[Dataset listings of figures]
/---
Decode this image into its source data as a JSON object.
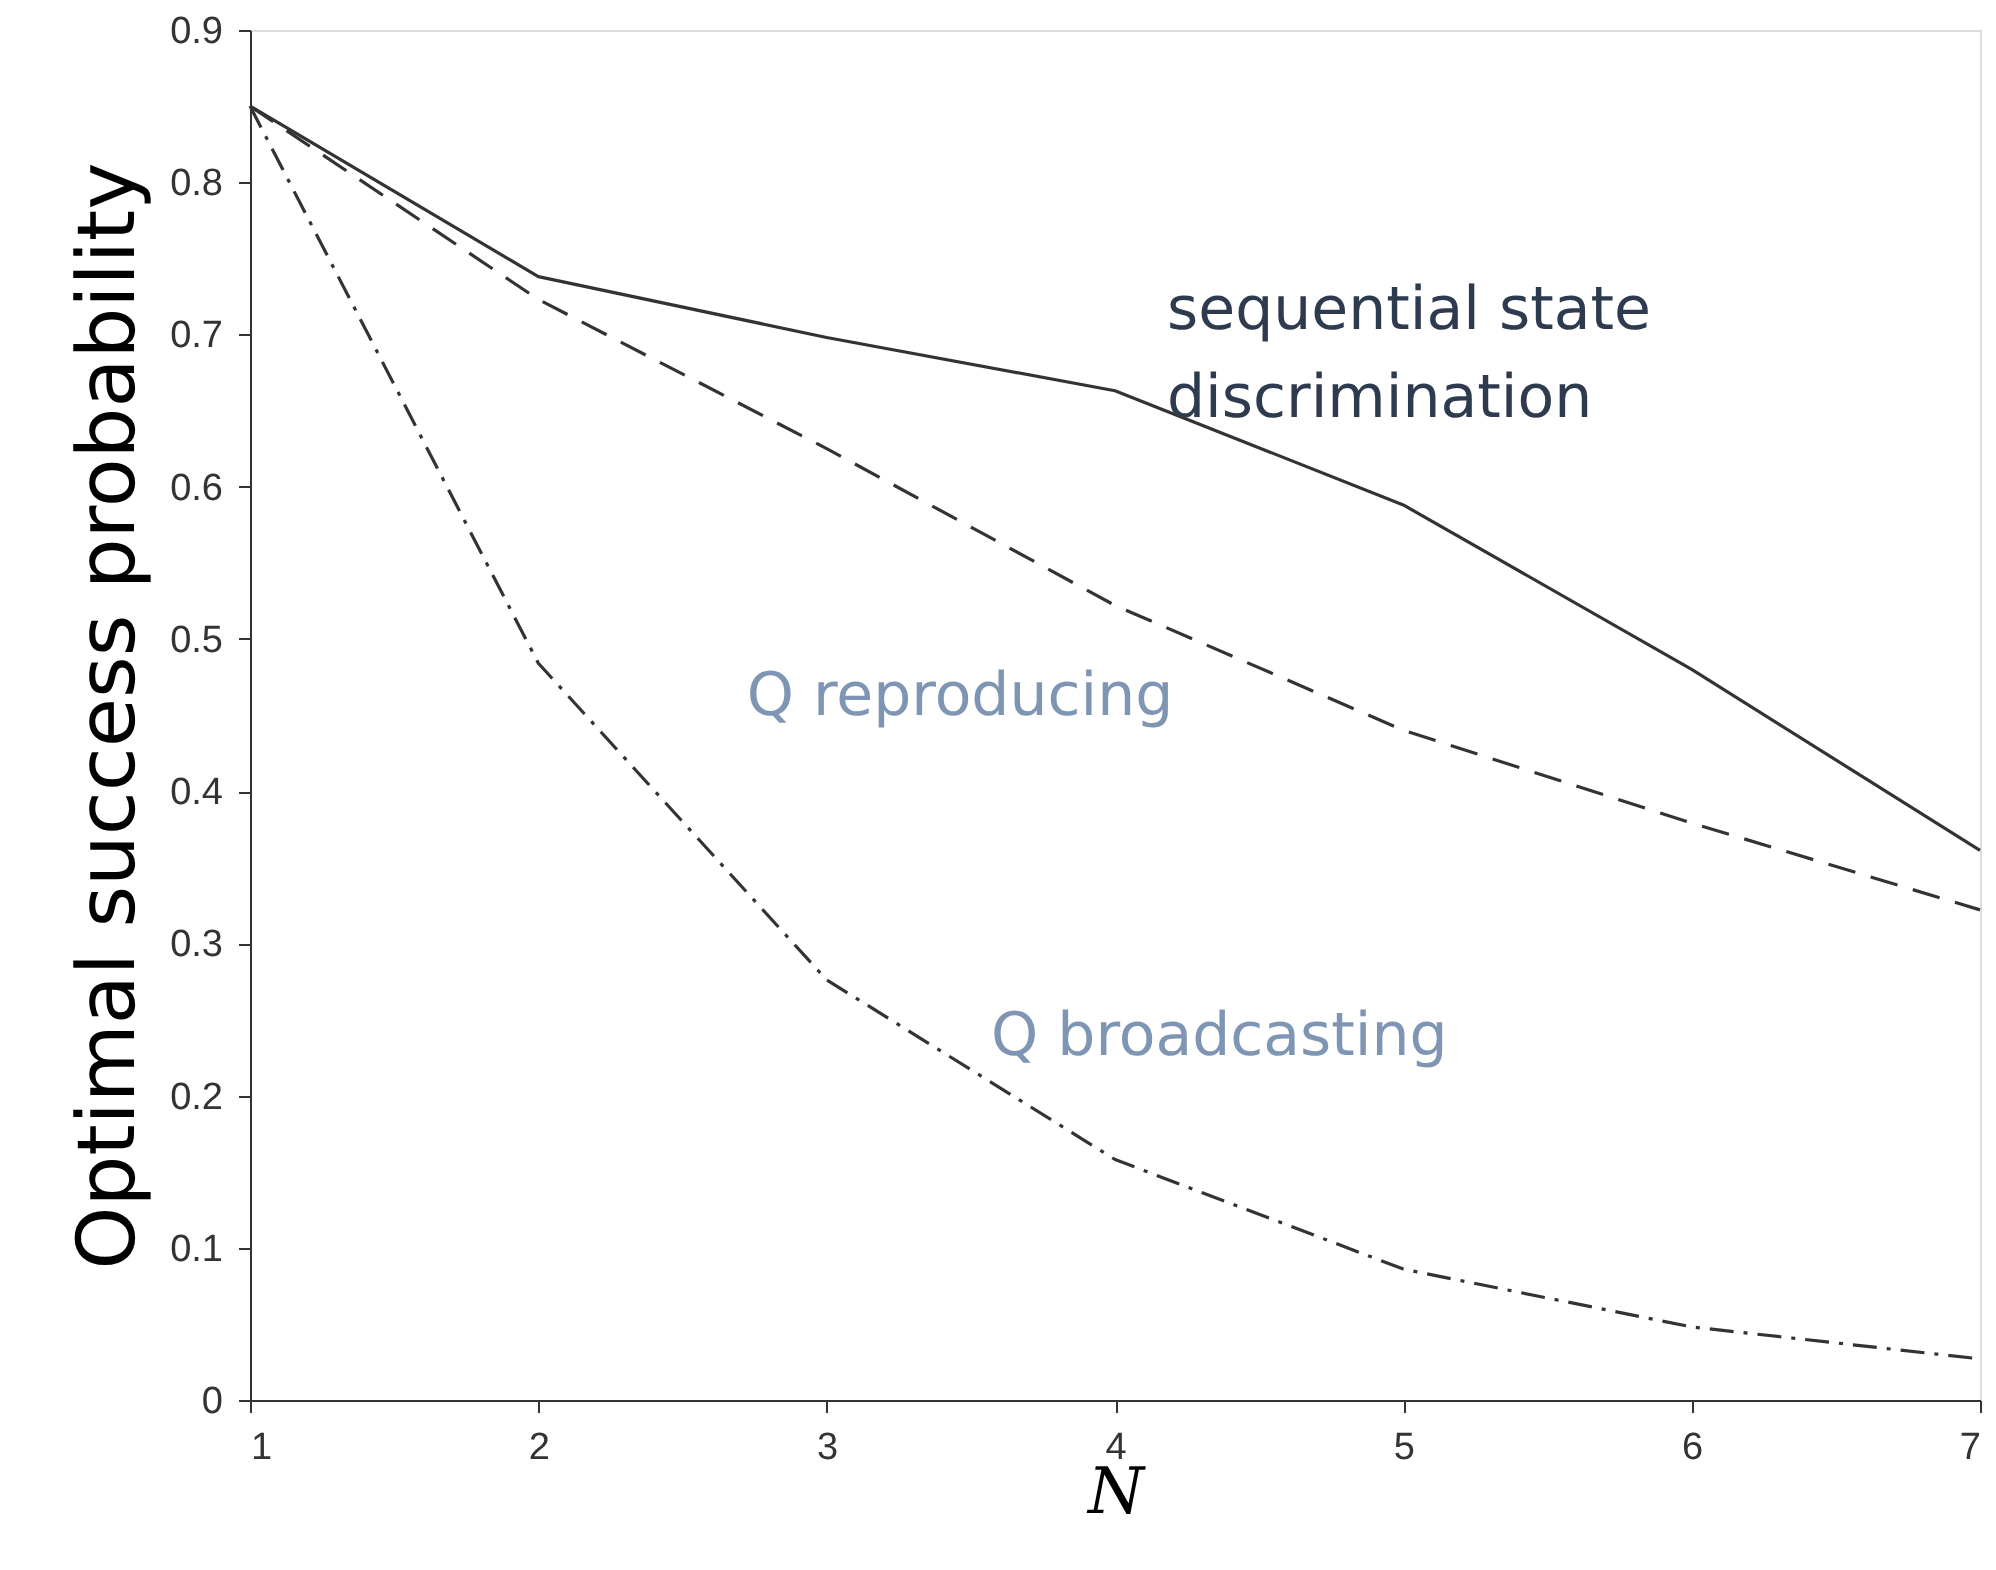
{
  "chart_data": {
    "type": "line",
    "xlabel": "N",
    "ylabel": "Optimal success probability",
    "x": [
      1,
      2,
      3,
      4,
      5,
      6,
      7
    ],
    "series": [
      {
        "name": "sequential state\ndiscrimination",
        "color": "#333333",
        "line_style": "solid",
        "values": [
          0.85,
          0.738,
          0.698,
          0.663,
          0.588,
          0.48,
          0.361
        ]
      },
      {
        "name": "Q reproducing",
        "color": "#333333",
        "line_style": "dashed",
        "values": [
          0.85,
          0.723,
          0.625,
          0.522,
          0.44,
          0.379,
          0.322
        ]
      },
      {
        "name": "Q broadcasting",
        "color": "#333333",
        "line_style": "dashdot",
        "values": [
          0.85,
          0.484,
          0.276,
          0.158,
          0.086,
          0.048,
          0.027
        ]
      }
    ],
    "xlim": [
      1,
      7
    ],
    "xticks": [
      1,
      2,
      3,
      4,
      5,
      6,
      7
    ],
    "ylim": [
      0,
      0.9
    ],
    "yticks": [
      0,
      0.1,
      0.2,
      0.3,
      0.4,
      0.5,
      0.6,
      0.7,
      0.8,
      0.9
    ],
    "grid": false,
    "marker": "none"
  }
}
\---
- [The problem]: Leaving all pictures aside, quote each record exactly.

- [Answer to the task]:
Decode this image into its source data as a JSON object.
{
  "chart_data": {
    "type": "line",
    "xlabel": "N",
    "ylabel": "Optimal success probability",
    "x": [
      1,
      2,
      3,
      4,
      5,
      6,
      7
    ],
    "series": [
      {
        "name": "sequential state\ndiscrimination",
        "color": "#333333",
        "line_style": "solid",
        "values": [
          0.85,
          0.738,
          0.698,
          0.663,
          0.588,
          0.48,
          0.361
        ]
      },
      {
        "name": "Q reproducing",
        "color": "#333333",
        "line_style": "dashed",
        "values": [
          0.85,
          0.723,
          0.625,
          0.522,
          0.44,
          0.379,
          0.322
        ]
      },
      {
        "name": "Q broadcasting",
        "color": "#333333",
        "line_style": "dashdot",
        "values": [
          0.85,
          0.484,
          0.276,
          0.158,
          0.086,
          0.048,
          0.027
        ]
      }
    ],
    "xlim": [
      1,
      7
    ],
    "xticks": [
      1,
      2,
      3,
      4,
      5,
      6,
      7
    ],
    "ylim": [
      0,
      0.9
    ],
    "yticks": [
      0,
      0.1,
      0.2,
      0.3,
      0.4,
      0.5,
      0.6,
      0.7,
      0.8,
      0.9
    ],
    "grid": false,
    "marker": "none"
  }
}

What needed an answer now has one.